• _WHAT IS EXPECTED_
Copy out every record below with complete accuracy.

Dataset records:

==============================

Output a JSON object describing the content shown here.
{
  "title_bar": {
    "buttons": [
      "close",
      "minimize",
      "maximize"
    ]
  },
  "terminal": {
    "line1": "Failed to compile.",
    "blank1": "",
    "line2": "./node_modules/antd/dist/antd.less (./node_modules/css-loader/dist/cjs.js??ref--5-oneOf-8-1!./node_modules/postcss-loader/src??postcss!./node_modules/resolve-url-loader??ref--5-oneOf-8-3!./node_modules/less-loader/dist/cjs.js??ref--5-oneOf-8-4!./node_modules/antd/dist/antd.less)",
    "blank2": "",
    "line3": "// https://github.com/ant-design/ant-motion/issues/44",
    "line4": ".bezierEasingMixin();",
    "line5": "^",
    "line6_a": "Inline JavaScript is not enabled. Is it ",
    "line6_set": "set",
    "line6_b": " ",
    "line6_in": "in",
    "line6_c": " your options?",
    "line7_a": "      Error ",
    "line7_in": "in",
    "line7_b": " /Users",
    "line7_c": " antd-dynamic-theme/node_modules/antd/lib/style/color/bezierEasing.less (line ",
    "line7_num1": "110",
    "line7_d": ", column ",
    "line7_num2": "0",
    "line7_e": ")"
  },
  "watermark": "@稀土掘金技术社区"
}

==============================

• _WRITTEN RESPONSE_
Output a JSON object describing the content shown here.
{
  "title_bar": {
    "buttons": [
      "close",
      "minimize",
      "maximize"
    ]
  },
  "terminal": {
    "line1": "Failed to compile.",
    "blank1": "",
    "line2": "./node_modules/antd/dist/antd.less (./node_modules/css-loader/dist/cjs.js??ref--5-oneOf-8-1!./node_modules/postcss-loader/src??postcss!./node_modules/resolve-url-loader??ref--5-oneOf-8-3!./node_modules/less-loader/dist/cjs.js??ref--5-oneOf-8-4!./node_modules/antd/dist/antd.less)",
    "blank2": "",
    "line3": "// https://github.com/ant-design/ant-motion/issues/44",
    "line4": ".bezierEasingMixin();",
    "line5": "^",
    "line6_a": "Inline JavaScript is not enabled. Is it ",
    "line6_set": "set",
    "line6_b": " ",
    "line6_in": "in",
    "line6_c": " your options?",
    "line7_a": "      Error ",
    "line7_in": "in",
    "line7_b": " /Users",
    "line7_c": " antd-dynamic-theme/node_modules/antd/lib/style/color/bezierEasing.less (line ",
    "line7_num1": "110",
    "line7_d": ", column ",
    "line7_num2": "0",
    "line7_e": ")"
  },
  "watermark": "@稀土掘金技术社区"
}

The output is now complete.